• [Passage for review]:
-------

Colt Brennan, Former Hawai´i Football Standout, Dead at 37

Listen to this Article
3 minutes
Loading Audio... Article will play after ad...
Playing in :00

Colt Brennan
Colt Brennan, former University of Hawaii quarterback. PC: Twitter

Former University of Hawai´i quarterback Colt Brennan has died. He was 37 years old.

Brennan passed in the early morning hours of Tuesday, May 11, at a hospital in Newport Beach, California. Paramedics had been summoned to a hotel room the day prior, where Brennan was reportedly partying with several other individuals.

The former football standout’s father, Terry Brennan, told ESPN that his son ingested a substance laced with fentanyl and never regained consciousness before dying the next day.


According to his father, Brennan intended to enter a detox program at an area hospital on the same day he ingested the substance that would claim his life only hours later. Brennan was told there were no beds available.

“He was really into it,” Terry Brennan told ESPN of the treatment program. “It involved a lot of physical activity and he liked it. He was working with soldiers who had come back from Afghanistan and Iraq with similar problems. He was doing quite well with it for four months. Then something happened and he went to the dark side, and it was just not good.”

Brennan’s career as a Rainbow Warrior was prolific. The quarterback passed for more than 4,000 yards in three consecutive seasons between 2005-07, recording a whopping 5,549 yards through the air in 2006.


He also set the single-season mark for passing touchdowns that year with 58, a record that stood until 2019 when he was surpassed by then-LSU signal caller Joe Burrow. Brennan remains fourth on the all-time NCAA D-1 list of career touchdown passes, with 131 total.

Brennan rose to national prominence on the strength of his performance, elevating the University of Hawai´i Football program along with him. He finished sixth in Heisman voting in 2006 and third the next season. The 2007 Rainbow Warriors posted an undefeated regular season (12-0), qualifying for the Sugar Bowl where they fell to the perennial SEC powerhouse Georgia Bulldogs.

-------

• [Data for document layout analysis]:
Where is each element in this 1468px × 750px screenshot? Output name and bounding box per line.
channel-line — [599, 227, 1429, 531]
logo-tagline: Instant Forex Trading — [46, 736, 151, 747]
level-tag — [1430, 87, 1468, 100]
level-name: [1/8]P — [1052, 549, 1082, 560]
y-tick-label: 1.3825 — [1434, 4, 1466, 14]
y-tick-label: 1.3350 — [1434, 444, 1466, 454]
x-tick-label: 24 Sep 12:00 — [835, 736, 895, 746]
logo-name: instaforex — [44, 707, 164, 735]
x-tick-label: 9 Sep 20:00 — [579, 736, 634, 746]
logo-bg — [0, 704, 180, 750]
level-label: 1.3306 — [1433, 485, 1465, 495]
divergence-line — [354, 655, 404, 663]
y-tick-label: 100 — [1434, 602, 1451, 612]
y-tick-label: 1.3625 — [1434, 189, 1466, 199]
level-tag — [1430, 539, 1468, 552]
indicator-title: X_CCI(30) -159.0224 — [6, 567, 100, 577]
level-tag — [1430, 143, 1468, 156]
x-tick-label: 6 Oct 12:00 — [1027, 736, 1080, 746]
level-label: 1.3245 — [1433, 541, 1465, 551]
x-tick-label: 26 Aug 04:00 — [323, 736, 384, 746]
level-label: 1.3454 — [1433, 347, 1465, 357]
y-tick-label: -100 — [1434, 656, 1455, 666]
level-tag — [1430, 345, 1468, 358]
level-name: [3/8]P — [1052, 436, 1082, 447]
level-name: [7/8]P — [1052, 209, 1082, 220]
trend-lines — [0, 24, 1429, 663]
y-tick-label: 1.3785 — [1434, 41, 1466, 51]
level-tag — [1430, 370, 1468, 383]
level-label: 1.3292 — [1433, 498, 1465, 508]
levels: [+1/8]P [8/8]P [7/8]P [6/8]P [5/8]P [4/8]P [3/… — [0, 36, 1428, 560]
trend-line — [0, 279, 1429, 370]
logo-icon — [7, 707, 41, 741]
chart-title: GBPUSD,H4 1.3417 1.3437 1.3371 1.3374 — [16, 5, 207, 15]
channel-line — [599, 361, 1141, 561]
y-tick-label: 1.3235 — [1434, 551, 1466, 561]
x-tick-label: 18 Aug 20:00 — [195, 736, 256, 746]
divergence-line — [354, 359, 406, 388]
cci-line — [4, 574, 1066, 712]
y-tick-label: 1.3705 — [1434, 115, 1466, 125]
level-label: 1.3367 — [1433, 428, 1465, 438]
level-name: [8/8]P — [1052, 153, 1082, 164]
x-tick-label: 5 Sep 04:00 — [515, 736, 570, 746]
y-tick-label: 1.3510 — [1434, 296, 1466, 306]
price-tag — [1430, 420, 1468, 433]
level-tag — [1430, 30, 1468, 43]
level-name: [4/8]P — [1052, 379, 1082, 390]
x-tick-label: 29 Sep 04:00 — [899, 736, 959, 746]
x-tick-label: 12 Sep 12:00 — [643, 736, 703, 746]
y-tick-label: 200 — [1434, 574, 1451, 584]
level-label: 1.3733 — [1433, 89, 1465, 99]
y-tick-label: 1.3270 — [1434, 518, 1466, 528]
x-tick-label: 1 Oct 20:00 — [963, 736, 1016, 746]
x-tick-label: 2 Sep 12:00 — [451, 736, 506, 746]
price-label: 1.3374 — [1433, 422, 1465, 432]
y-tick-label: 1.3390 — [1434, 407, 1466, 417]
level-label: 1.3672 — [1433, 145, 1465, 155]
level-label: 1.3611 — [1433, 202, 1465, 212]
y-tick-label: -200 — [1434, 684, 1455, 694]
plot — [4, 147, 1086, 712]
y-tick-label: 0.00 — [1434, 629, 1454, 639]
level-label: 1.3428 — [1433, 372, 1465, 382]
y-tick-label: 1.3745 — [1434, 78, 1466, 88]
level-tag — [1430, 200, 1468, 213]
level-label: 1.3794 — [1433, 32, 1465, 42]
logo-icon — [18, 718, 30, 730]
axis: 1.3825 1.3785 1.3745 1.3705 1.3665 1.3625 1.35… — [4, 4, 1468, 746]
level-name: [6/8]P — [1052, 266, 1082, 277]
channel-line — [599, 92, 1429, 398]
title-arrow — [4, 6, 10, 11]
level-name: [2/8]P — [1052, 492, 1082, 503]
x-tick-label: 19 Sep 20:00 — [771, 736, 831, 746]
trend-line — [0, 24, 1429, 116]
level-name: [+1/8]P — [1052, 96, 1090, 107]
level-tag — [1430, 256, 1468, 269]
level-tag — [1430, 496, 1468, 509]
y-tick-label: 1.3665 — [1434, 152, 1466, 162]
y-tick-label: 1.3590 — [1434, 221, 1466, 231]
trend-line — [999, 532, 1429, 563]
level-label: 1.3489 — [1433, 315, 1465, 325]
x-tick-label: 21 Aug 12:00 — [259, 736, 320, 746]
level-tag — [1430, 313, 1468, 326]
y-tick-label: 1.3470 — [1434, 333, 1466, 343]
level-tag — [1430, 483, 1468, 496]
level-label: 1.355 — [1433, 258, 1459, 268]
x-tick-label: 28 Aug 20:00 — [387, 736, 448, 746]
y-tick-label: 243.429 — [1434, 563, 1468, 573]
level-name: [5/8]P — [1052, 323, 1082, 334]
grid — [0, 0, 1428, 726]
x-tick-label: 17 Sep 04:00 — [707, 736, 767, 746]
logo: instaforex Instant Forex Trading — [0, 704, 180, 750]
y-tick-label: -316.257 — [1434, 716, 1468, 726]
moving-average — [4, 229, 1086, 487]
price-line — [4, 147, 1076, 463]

-------

• [Actions to take]:
A – Sum up the article on Colt Brennan's death in two sentences.
B – Carry on with the article on Colt Brennan's death, beginning after its final sentence.

• [Written answers]:
A – Former University of Hawai´i quarterback Colt Brennan died at age 37 on May 11 at a hospital in Newport Beach, California, after ingesting a substance laced with fentanyl, according to his father. As a Rainbow Warrior he passed for more than 4,000 yards in three straight seasons, threw a single-season record 58 touchdown passes in 2006, and finished sixth and then third in Heisman voting.

B –
In 2008, Brennan was drafted by the then-Washington Redskins, now named the Washington Football Team, in the sixth round. However, injuries plagued the quarterback his rookie season and he was eventually released. He never took a snap in an NFL game.


Brennan suffered a traumatic brain injury as a result of a car accident in 2010, also sustaining broken ribs and a broken collarbone. He attempted comebacks in the USFL, Canadian Football League and Arena Football League, but never caught on. His father said the brain injury changed Brennan forever, making it difficult to succeed on the football field and causing problems in other areas.

The former U of H standout struggled with substance abuse in the years that followed, resulting in a string of arrests for public intoxication, causing public disturbances and driving under the influence of an intoxicant.

Despite his difficulties in later years, those who were there for Brennan’s three seasons under the Hawai´i sun will carry fond memories of his collegiate greatness forever.

“It’s hard to put into words the impact that Colt Brennan had on Rainbow Warrior fans and the people of Hawai’i. He was a phenomenal player and provided us some of the greatest sports memories we’ll ever have. But he was more than that,” the university wrote in a statement.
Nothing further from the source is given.